== Your task ==
Find the word "Amount" in the material below and gather every line that contains it.

== Materials provided ==
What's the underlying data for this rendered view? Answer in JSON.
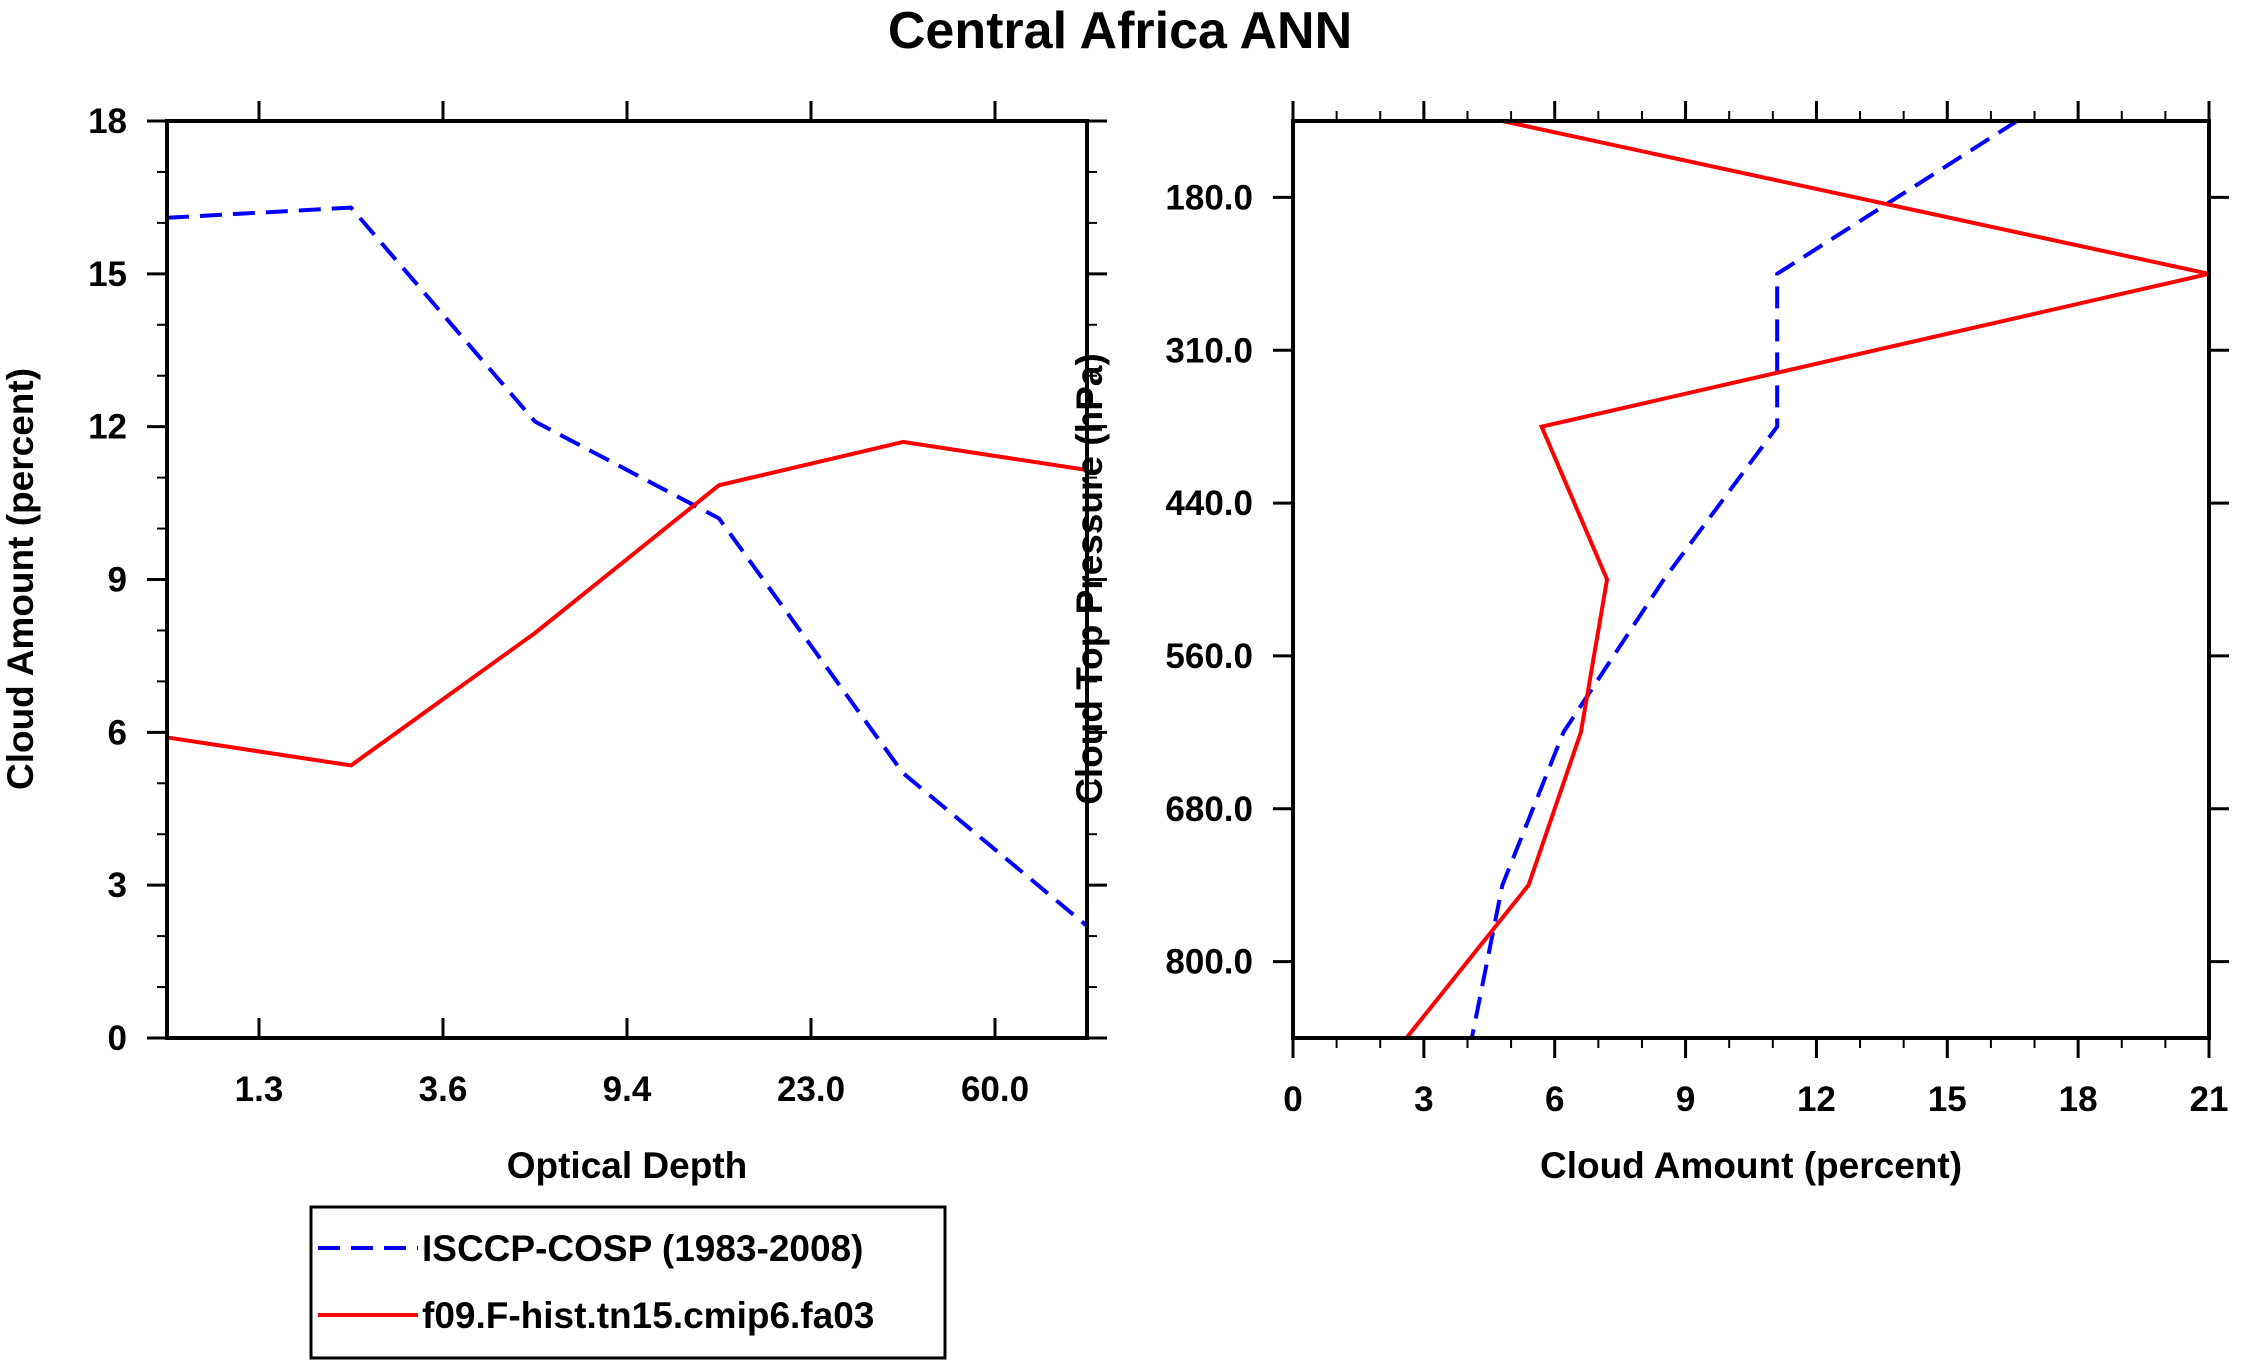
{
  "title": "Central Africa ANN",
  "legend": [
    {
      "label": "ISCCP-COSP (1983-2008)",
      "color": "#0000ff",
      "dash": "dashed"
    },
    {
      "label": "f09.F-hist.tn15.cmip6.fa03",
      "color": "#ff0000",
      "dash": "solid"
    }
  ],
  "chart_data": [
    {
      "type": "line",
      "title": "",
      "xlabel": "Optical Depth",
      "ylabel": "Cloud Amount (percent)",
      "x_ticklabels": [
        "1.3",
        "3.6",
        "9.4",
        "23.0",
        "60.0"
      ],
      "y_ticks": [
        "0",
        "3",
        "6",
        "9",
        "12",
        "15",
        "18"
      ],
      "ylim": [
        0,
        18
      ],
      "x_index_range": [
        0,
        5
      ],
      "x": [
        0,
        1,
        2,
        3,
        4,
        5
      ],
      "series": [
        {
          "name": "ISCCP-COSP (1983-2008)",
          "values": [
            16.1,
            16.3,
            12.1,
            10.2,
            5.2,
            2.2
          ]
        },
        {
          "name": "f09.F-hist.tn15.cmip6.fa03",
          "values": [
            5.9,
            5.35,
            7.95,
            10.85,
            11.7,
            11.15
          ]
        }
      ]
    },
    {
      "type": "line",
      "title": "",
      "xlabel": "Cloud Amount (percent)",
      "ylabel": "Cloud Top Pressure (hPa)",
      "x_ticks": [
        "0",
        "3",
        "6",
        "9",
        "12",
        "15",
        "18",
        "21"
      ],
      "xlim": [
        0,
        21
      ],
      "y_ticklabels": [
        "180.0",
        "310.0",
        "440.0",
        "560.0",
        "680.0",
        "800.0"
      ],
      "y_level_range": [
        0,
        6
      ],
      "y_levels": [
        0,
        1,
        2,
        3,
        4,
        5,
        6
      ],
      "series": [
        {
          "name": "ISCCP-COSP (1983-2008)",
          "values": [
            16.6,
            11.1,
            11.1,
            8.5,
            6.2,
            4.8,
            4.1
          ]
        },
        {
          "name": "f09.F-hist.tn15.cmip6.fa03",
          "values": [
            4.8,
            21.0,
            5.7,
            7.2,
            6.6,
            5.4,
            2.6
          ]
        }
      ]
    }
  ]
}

== Completed task ==
      "ylabel": "Cloud Amount (percent)",
      "xlabel": "Cloud Amount (percent)",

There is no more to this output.